Extract and list every line that contains the word "West".

Saved data entries:
^^^^

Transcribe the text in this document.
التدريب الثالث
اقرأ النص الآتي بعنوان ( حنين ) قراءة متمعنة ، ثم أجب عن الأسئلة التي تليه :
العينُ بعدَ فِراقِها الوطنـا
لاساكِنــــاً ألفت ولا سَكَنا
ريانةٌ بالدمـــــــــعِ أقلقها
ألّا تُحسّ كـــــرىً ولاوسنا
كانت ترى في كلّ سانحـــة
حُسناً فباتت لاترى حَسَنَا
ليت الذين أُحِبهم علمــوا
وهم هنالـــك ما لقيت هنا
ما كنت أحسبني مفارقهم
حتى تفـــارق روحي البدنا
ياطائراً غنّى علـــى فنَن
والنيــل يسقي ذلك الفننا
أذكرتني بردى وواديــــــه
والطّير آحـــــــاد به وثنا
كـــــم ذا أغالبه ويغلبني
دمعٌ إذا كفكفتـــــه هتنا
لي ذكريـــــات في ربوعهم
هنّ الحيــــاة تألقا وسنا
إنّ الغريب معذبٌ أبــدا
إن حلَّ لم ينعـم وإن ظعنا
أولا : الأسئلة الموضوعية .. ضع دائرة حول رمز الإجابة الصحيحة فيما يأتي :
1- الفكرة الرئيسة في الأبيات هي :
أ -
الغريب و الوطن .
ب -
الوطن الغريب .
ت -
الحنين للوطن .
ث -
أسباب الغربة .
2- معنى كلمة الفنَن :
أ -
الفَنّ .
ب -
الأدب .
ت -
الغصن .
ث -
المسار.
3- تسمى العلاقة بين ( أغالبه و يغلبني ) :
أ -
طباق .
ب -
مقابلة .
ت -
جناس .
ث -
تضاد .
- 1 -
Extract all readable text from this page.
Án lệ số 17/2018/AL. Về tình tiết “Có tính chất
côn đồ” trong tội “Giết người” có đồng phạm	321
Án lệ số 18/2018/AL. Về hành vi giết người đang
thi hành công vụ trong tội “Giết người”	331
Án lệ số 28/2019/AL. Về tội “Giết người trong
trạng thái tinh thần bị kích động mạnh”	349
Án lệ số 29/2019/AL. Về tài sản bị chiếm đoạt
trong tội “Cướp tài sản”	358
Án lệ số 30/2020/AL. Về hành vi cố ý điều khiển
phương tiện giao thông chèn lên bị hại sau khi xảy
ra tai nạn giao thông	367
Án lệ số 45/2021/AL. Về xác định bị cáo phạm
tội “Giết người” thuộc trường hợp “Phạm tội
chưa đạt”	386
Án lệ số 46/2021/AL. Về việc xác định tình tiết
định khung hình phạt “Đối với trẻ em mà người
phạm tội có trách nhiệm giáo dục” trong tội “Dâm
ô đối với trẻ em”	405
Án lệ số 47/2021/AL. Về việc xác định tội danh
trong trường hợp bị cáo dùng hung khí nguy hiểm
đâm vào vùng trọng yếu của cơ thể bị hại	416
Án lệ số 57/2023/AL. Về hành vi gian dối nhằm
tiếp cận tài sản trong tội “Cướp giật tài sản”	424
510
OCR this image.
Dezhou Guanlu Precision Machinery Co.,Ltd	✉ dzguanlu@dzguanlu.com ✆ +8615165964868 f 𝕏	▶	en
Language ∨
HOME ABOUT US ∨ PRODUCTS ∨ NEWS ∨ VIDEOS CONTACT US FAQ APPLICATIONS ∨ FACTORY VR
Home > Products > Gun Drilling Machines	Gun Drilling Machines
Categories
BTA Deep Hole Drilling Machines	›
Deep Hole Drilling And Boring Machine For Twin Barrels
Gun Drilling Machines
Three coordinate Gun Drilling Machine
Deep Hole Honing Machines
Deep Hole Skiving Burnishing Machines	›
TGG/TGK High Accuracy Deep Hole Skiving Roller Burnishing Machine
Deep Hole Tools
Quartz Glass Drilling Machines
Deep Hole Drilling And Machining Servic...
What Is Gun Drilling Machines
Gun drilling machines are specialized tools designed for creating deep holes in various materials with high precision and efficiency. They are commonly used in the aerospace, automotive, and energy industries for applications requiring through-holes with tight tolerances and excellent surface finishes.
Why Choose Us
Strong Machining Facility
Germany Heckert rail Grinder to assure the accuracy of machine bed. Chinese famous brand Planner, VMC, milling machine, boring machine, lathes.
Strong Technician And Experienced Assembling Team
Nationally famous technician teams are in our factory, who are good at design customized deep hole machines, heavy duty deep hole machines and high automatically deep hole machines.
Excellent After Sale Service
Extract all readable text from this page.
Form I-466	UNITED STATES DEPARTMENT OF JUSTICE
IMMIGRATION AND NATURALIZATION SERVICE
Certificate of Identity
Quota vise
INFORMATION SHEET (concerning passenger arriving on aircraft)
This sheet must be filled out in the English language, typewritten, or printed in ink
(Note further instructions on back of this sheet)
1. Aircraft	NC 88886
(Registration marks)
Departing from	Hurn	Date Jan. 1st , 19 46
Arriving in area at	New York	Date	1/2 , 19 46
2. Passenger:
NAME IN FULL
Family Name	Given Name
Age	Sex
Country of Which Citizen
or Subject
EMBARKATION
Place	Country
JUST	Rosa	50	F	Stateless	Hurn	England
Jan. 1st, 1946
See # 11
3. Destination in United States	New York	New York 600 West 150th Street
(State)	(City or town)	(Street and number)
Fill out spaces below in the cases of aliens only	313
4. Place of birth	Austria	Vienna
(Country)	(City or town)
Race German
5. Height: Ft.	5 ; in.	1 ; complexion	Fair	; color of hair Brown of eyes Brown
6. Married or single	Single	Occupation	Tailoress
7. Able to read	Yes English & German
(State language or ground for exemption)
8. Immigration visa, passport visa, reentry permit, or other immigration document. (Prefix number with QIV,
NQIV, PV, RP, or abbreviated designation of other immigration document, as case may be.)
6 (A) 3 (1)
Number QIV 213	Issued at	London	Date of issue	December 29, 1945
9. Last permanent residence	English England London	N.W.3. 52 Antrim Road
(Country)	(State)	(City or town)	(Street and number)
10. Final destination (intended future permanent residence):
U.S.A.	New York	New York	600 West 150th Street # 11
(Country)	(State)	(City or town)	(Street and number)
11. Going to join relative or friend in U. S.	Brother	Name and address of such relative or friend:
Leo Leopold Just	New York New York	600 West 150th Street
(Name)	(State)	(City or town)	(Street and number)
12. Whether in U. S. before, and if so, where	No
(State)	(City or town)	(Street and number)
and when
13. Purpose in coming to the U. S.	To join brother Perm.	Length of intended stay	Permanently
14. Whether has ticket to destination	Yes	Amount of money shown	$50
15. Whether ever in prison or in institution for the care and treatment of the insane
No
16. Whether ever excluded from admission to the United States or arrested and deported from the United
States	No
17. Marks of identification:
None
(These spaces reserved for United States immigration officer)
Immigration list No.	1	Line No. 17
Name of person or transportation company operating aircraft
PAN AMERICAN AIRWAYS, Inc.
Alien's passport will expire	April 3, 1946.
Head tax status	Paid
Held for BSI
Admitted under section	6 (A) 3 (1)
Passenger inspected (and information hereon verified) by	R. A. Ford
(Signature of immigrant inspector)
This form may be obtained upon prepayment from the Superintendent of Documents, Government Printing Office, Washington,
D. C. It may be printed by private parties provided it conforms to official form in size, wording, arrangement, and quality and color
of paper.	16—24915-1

^^^^

Output of the exercise:
3. Destination in United States	New York	New York 600 West 150th Street
U.S.A.	New York	New York	600 West 150th Street # 11
Leo Leopold Just	New York New York	600 West 150th Street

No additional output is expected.